**WHAT TO PRODUCE**
Work out how many lines hold the string "puérperas". The answer is a single number, nothing more.

——

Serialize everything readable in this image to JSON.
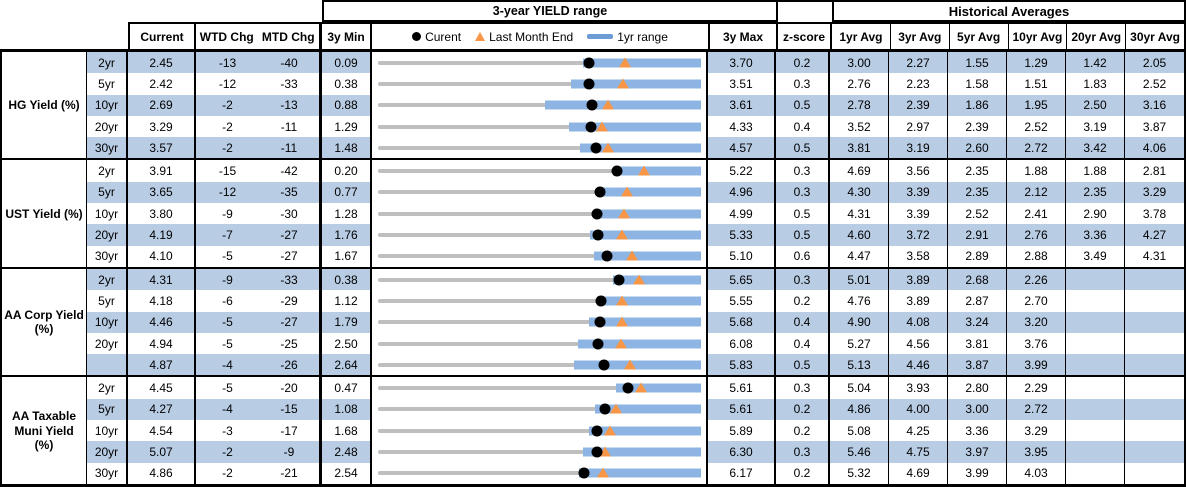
{
  "header": {
    "top": {
      "yield_range_title": "3-year YIELD range",
      "historical_averages_title": "Historical Averages"
    },
    "columns": {
      "current": "Current",
      "wtd": "WTD Chg",
      "mtd": "MTD Chg",
      "min3y": "3y Min",
      "max3y": "3y Max",
      "zscore": "z-score",
      "avg_columns": [
        "1yr Avg",
        "3yr Avg",
        "5yr Avg",
        "10yr Avg",
        "20yr Avg",
        "30yr Avg"
      ]
    },
    "legend": {
      "current": "Curent",
      "last_month_end": "Last Month End",
      "range_1yr": "1yr range"
    }
  },
  "colors": {
    "stripe_blue": "#B8CCE4",
    "bar_blue": "#8DB4E2",
    "legend_bar_blue": "#6D9DD4",
    "track_gray": "#BFBFBF",
    "marker_orange": "#F79646",
    "dot_black": "#000000"
  },
  "chart_data": {
    "type": "table",
    "title": "3-year YIELD range",
    "note": "Each row is a bullet chart spanning 3y Min to 3y Max; gray track = 3y range, blue bar = 1yr range, black dot = current yield, orange triangle = last month end. last_month_end and range1yr_low are read from marker/bar positions.",
    "groups": [
      {
        "label": "HG Yield (%)",
        "rows": [
          {
            "tenor": "2yr",
            "current": "2.45",
            "wtd_chg": "-13",
            "mtd_chg": "-40",
            "min_3y": "0.09",
            "max_3y": "3.70",
            "zscore": "0.2",
            "avgs": [
              "3.00",
              "2.27",
              "1.55",
              "1.29",
              "1.42",
              "2.05"
            ],
            "last_month_end": 2.85,
            "range1yr_low": 2.38,
            "range1yr_high": 3.7
          },
          {
            "tenor": "5yr",
            "current": "2.42",
            "wtd_chg": "-12",
            "mtd_chg": "-33",
            "min_3y": "0.38",
            "max_3y": "3.51",
            "zscore": "0.3",
            "avgs": [
              "2.76",
              "2.23",
              "1.58",
              "1.51",
              "1.83",
              "2.52"
            ],
            "last_month_end": 2.75,
            "range1yr_low": 2.25,
            "range1yr_high": 3.51
          },
          {
            "tenor": "10yr",
            "current": "2.69",
            "wtd_chg": "-2",
            "mtd_chg": "-13",
            "min_3y": "0.88",
            "max_3y": "3.61",
            "zscore": "0.5",
            "avgs": [
              "2.78",
              "2.39",
              "1.86",
              "1.95",
              "2.50",
              "3.16"
            ],
            "last_month_end": 2.82,
            "range1yr_low": 2.29,
            "range1yr_high": 3.61
          },
          {
            "tenor": "20yr",
            "current": "3.29",
            "wtd_chg": "-2",
            "mtd_chg": "-11",
            "min_3y": "1.29",
            "max_3y": "4.33",
            "zscore": "0.4",
            "avgs": [
              "3.52",
              "2.97",
              "2.39",
              "2.52",
              "3.19",
              "3.87"
            ],
            "last_month_end": 3.4,
            "range1yr_low": 3.09,
            "range1yr_high": 4.33
          },
          {
            "tenor": "30yr",
            "current": "3.57",
            "wtd_chg": "-2",
            "mtd_chg": "-11",
            "min_3y": "1.48",
            "max_3y": "4.57",
            "zscore": "0.5",
            "avgs": [
              "3.81",
              "3.19",
              "2.60",
              "2.72",
              "3.42",
              "4.06"
            ],
            "last_month_end": 3.68,
            "range1yr_low": 3.41,
            "range1yr_high": 4.57
          }
        ]
      },
      {
        "label": "UST Yield (%)",
        "rows": [
          {
            "tenor": "2yr",
            "current": "3.91",
            "wtd_chg": "-15",
            "mtd_chg": "-42",
            "min_3y": "0.20",
            "max_3y": "5.22",
            "zscore": "0.3",
            "avgs": [
              "4.69",
              "3.56",
              "2.35",
              "1.88",
              "1.88",
              "2.81"
            ],
            "last_month_end": 4.33,
            "range1yr_low": 3.86,
            "range1yr_high": 5.22
          },
          {
            "tenor": "5yr",
            "current": "3.65",
            "wtd_chg": "-12",
            "mtd_chg": "-35",
            "min_3y": "0.77",
            "max_3y": "4.96",
            "zscore": "0.3",
            "avgs": [
              "4.30",
              "3.39",
              "2.35",
              "2.12",
              "2.35",
              "3.29"
            ],
            "last_month_end": 4.0,
            "range1yr_low": 3.63,
            "range1yr_high": 4.96
          },
          {
            "tenor": "10yr",
            "current": "3.80",
            "wtd_chg": "-9",
            "mtd_chg": "-30",
            "min_3y": "1.28",
            "max_3y": "4.99",
            "zscore": "0.5",
            "avgs": [
              "4.31",
              "3.39",
              "2.52",
              "2.41",
              "2.90",
              "3.78"
            ],
            "last_month_end": 4.1,
            "range1yr_low": 3.78,
            "range1yr_high": 4.99
          },
          {
            "tenor": "20yr",
            "current": "4.19",
            "wtd_chg": "-7",
            "mtd_chg": "-27",
            "min_3y": "1.76",
            "max_3y": "5.33",
            "zscore": "0.5",
            "avgs": [
              "4.60",
              "3.72",
              "2.91",
              "2.76",
              "3.36",
              "4.27"
            ],
            "last_month_end": 4.46,
            "range1yr_low": 4.1,
            "range1yr_high": 5.33
          },
          {
            "tenor": "30yr",
            "current": "4.10",
            "wtd_chg": "-5",
            "mtd_chg": "-27",
            "min_3y": "1.67",
            "max_3y": "5.10",
            "zscore": "0.6",
            "avgs": [
              "4.47",
              "3.58",
              "2.89",
              "2.88",
              "3.49",
              "4.31"
            ],
            "last_month_end": 4.37,
            "range1yr_low": 3.96,
            "range1yr_high": 5.1
          }
        ]
      },
      {
        "label": "AA Corp Yield (%)",
        "rows": [
          {
            "tenor": "2yr",
            "current": "4.31",
            "wtd_chg": "-9",
            "mtd_chg": "-33",
            "min_3y": "0.38",
            "max_3y": "5.65",
            "zscore": "0.3",
            "avgs": [
              "5.01",
              "3.89",
              "2.68",
              "2.26",
              "",
              ""
            ],
            "last_month_end": 4.64,
            "range1yr_low": 4.22,
            "range1yr_high": 5.65
          },
          {
            "tenor": "5yr",
            "current": "4.18",
            "wtd_chg": "-6",
            "mtd_chg": "-29",
            "min_3y": "1.12",
            "max_3y": "5.55",
            "zscore": "0.2",
            "avgs": [
              "4.76",
              "3.89",
              "2.87",
              "2.70",
              "",
              ""
            ],
            "last_month_end": 4.47,
            "range1yr_low": 4.12,
            "range1yr_high": 5.55
          },
          {
            "tenor": "10yr",
            "current": "4.46",
            "wtd_chg": "-5",
            "mtd_chg": "-27",
            "min_3y": "1.79",
            "max_3y": "5.68",
            "zscore": "0.4",
            "avgs": [
              "4.90",
              "4.08",
              "3.24",
              "3.20",
              "",
              ""
            ],
            "last_month_end": 4.73,
            "range1yr_low": 4.33,
            "range1yr_high": 5.68
          },
          {
            "tenor": "20yr",
            "current": "4.94",
            "wtd_chg": "-5",
            "mtd_chg": "-25",
            "min_3y": "2.50",
            "max_3y": "6.08",
            "zscore": "0.4",
            "avgs": [
              "5.27",
              "4.56",
              "3.81",
              "3.76",
              "",
              ""
            ],
            "last_month_end": 5.19,
            "range1yr_low": 4.72,
            "range1yr_high": 6.08
          },
          {
            "tenor": "",
            "current": "4.87",
            "wtd_chg": "-4",
            "mtd_chg": "-26",
            "min_3y": "2.64",
            "max_3y": "5.83",
            "zscore": "0.5",
            "avgs": [
              "5.13",
              "4.46",
              "3.87",
              "3.99",
              "",
              ""
            ],
            "last_month_end": 5.13,
            "range1yr_low": 4.58,
            "range1yr_high": 5.83
          }
        ]
      },
      {
        "label": "AA Taxable Muni Yield (%)",
        "rows": [
          {
            "tenor": "2yr",
            "current": "4.45",
            "wtd_chg": "-5",
            "mtd_chg": "-20",
            "min_3y": "0.47",
            "max_3y": "5.61",
            "zscore": "0.3",
            "avgs": [
              "5.04",
              "3.93",
              "2.80",
              "2.29",
              "",
              ""
            ],
            "last_month_end": 4.65,
            "range1yr_low": 4.26,
            "range1yr_high": 5.61
          },
          {
            "tenor": "5yr",
            "current": "4.27",
            "wtd_chg": "-4",
            "mtd_chg": "-15",
            "min_3y": "1.08",
            "max_3y": "5.61",
            "zscore": "0.2",
            "avgs": [
              "4.86",
              "4.00",
              "3.00",
              "2.72",
              "",
              ""
            ],
            "last_month_end": 4.42,
            "range1yr_low": 4.13,
            "range1yr_high": 5.61
          },
          {
            "tenor": "10yr",
            "current": "4.54",
            "wtd_chg": "-3",
            "mtd_chg": "-17",
            "min_3y": "1.68",
            "max_3y": "5.89",
            "zscore": "0.2",
            "avgs": [
              "5.08",
              "4.25",
              "3.36",
              "3.29",
              "",
              ""
            ],
            "last_month_end": 4.71,
            "range1yr_low": 4.43,
            "range1yr_high": 5.89
          },
          {
            "tenor": "20yr",
            "current": "5.07",
            "wtd_chg": "-2",
            "mtd_chg": "-9",
            "min_3y": "2.48",
            "max_3y": "6.30",
            "zscore": "0.3",
            "avgs": [
              "5.46",
              "4.75",
              "3.97",
              "3.95",
              "",
              ""
            ],
            "last_month_end": 5.16,
            "range1yr_low": 4.91,
            "range1yr_high": 6.3
          },
          {
            "tenor": "30yr",
            "current": "4.86",
            "wtd_chg": "-2",
            "mtd_chg": "-21",
            "min_3y": "2.54",
            "max_3y": "6.17",
            "zscore": "0.2",
            "avgs": [
              "5.32",
              "4.69",
              "3.99",
              "4.03",
              "",
              ""
            ],
            "last_month_end": 5.07,
            "range1yr_low": 4.8,
            "range1yr_high": 6.17
          }
        ]
      }
    ]
  }
}
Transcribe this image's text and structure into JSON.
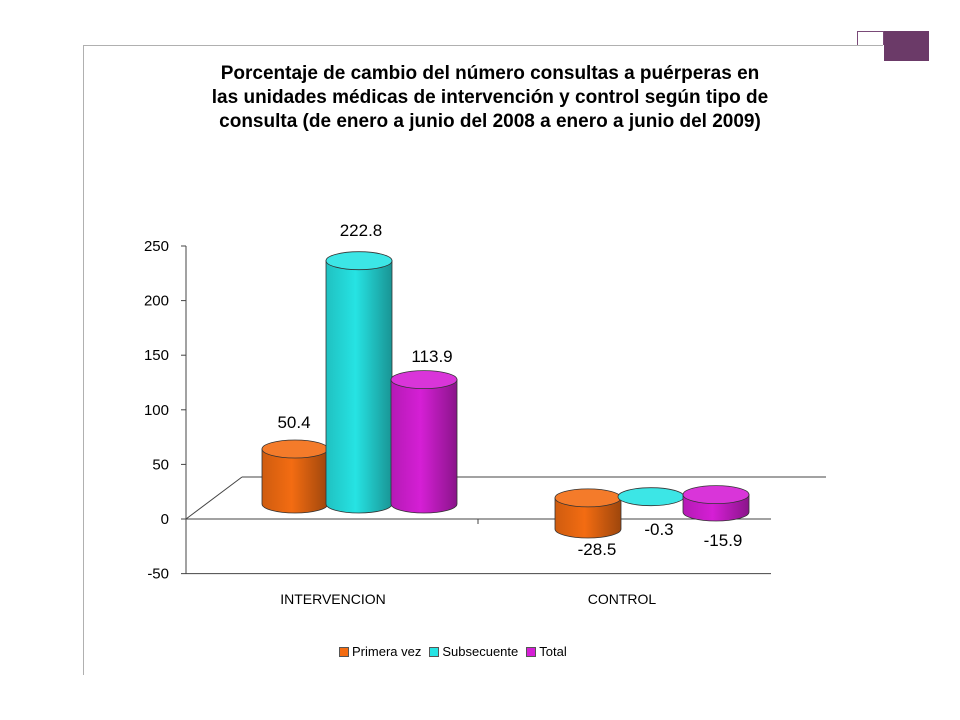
{
  "accent_color": "#6b3a68",
  "title_lines": [
    "Porcentaje de cambio del número consultas a puérperas en",
    "las unidades médicas de intervención  y control  según tipo de",
    "consulta (de enero a  junio del 2008 a enero a junio del 2009)"
  ],
  "chart_data": {
    "type": "bar",
    "style": "3d-cylinder",
    "title": "Porcentaje de cambio del número consultas a puérperas en las unidades médicas de intervención  y control  según tipo de consulta (de enero a  junio del 2008 a enero a junio del 2009)",
    "categories": [
      "INTERVENCION",
      "CONTROL"
    ],
    "series": [
      {
        "name": "Primera vez",
        "color": "#f36c12",
        "values": [
          50.4,
          -28.5
        ]
      },
      {
        "name": "Subsecuente",
        "color": "#26e3e3",
        "values": [
          222.8,
          -0.3
        ]
      },
      {
        "name": "Total",
        "color": "#d51fd5",
        "values": [
          113.9,
          -15.9
        ]
      }
    ],
    "data_labels": [
      [
        "50.4",
        "-28.5"
      ],
      [
        "222.8",
        "-0.3"
      ],
      [
        "113.9",
        "-15.9"
      ]
    ],
    "ylim": [
      -50,
      250
    ],
    "yticks": [
      250,
      200,
      150,
      100,
      50,
      0,
      -50
    ],
    "ytick_labels": [
      "250",
      "200",
      "150",
      "100",
      "50",
      "0",
      "-50"
    ],
    "grid": false,
    "legend_position": "bottom"
  }
}
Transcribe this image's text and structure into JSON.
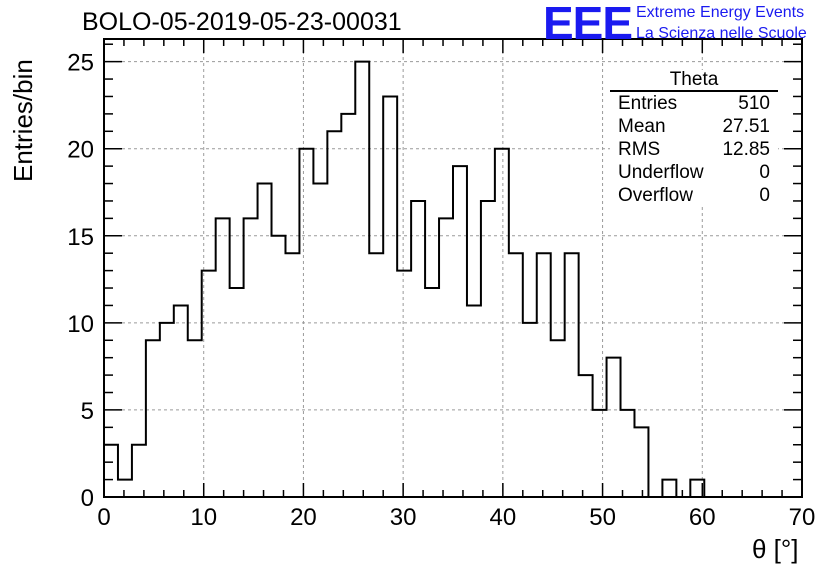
{
  "title": "BOLO-05-2019-05-23-00031",
  "logo": {
    "mark": "EEE",
    "line1": "Extreme Energy Events",
    "line2": "La Scienza nelle Scuole",
    "color": "#1a1af0"
  },
  "stats": {
    "name": "Theta",
    "rows": [
      {
        "label": "Entries",
        "value": "510"
      },
      {
        "label": "Mean",
        "value": "27.51"
      },
      {
        "label": "RMS",
        "value": "12.85"
      },
      {
        "label": "Underflow",
        "value": "0"
      },
      {
        "label": "Overflow",
        "value": "0"
      }
    ]
  },
  "chart_data": {
    "type": "histogram",
    "xlabel": "θ [°]",
    "ylabel": "Entries/bin",
    "xlim": [
      0,
      70
    ],
    "ylim": [
      0,
      26.3
    ],
    "bin_width": 1.4,
    "bin_edges_start": 0,
    "values": [
      3,
      1,
      3,
      9,
      10,
      11,
      9,
      13,
      16,
      12,
      16,
      18,
      15,
      14,
      20,
      18,
      21,
      22,
      25,
      14,
      23,
      13,
      17,
      12,
      16,
      19,
      11,
      17,
      20,
      14,
      10,
      14,
      9,
      14,
      7,
      5,
      8,
      5,
      4,
      0,
      1,
      0,
      1,
      0,
      0,
      0,
      0,
      0,
      0,
      0
    ],
    "xticks": [
      0,
      10,
      20,
      30,
      40,
      50,
      60,
      70
    ],
    "yticks": [
      0,
      5,
      10,
      15,
      20,
      25
    ],
    "grid": true,
    "line_color": "#000000"
  }
}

——

**WRITTEN ANSWER**
2